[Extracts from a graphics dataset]
----
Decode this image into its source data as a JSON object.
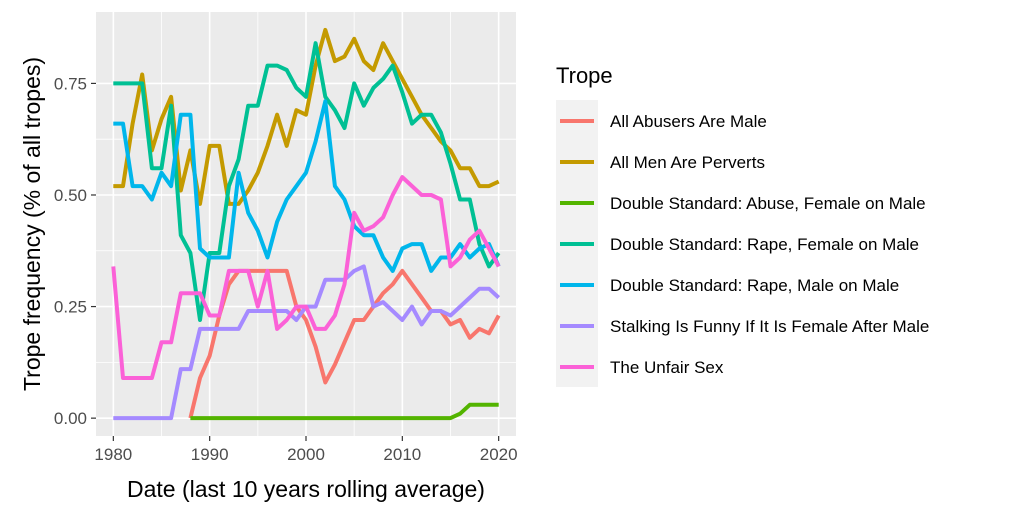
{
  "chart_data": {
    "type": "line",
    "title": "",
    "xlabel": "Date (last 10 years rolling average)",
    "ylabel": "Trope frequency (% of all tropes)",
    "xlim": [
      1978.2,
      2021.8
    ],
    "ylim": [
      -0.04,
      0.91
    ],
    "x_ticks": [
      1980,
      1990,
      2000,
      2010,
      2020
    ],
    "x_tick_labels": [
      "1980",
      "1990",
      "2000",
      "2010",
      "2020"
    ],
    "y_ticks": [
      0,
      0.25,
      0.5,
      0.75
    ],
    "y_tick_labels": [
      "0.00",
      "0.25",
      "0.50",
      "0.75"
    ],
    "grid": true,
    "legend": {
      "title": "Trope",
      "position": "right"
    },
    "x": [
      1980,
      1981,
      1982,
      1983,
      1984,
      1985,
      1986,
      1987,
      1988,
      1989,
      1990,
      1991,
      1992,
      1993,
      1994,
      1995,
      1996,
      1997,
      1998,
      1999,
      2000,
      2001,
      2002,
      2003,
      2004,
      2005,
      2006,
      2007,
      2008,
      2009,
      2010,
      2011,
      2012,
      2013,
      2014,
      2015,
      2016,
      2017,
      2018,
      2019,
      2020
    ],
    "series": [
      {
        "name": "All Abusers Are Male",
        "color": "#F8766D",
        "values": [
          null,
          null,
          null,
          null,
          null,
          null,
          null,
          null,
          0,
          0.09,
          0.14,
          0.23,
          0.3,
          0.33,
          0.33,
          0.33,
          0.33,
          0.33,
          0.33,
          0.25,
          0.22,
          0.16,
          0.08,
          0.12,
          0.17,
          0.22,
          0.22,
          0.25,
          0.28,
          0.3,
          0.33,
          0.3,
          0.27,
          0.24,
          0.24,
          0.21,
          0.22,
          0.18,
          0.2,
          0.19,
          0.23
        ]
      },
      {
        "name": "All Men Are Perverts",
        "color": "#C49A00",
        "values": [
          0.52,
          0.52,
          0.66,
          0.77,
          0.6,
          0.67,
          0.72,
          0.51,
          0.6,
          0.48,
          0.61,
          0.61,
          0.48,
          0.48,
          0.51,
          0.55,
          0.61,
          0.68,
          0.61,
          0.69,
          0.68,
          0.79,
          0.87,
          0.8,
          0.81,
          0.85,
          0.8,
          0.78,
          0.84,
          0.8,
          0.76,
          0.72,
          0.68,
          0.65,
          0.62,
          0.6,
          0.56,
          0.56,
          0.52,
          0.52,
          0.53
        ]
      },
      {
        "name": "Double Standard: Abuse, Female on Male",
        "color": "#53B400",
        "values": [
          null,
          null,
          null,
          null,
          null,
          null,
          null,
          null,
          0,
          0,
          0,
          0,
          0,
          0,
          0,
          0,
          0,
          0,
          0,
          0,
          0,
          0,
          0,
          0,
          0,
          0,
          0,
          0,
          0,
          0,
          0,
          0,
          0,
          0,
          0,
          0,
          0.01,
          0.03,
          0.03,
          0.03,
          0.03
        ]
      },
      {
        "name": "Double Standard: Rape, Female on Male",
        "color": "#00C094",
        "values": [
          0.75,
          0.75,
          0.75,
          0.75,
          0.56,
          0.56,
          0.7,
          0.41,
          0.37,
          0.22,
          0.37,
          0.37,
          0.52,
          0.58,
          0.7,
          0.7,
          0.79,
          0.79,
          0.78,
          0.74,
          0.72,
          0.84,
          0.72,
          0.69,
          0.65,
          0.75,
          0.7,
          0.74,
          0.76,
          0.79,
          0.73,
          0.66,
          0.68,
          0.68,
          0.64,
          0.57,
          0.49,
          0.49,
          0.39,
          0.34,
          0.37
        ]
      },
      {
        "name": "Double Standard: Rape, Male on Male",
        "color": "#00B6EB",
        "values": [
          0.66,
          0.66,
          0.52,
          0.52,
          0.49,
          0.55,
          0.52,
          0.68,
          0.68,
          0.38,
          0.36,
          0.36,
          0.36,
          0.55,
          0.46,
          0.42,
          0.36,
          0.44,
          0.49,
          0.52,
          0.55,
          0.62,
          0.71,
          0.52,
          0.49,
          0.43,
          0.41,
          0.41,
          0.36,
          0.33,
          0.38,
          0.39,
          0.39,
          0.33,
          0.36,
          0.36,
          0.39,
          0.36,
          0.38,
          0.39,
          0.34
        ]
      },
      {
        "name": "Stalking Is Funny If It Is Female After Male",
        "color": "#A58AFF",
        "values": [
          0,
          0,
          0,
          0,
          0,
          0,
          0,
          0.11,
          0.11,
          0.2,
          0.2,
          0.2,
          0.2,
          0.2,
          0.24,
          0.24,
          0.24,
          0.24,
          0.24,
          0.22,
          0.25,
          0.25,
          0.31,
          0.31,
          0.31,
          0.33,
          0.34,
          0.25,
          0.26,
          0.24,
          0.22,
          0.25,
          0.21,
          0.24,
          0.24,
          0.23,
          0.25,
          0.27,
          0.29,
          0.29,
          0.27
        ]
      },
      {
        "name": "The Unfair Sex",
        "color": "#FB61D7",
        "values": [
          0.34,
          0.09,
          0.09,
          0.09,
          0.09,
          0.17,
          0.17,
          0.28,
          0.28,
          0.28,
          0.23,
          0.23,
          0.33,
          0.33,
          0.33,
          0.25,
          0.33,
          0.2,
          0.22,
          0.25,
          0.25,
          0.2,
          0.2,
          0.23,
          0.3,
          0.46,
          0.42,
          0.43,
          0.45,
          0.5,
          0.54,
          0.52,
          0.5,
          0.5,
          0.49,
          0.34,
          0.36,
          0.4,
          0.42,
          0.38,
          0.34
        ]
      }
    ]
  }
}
----
**Given problem:**
Check the data for the word "Female" and pull out the lines that have it.

**Response to this task:**
        "name": "Double Standard: Abuse, Female on Male",
        "name": "Double Standard: Rape, Female on Male",
        "name": "Stalking Is Funny If It Is Female After Male",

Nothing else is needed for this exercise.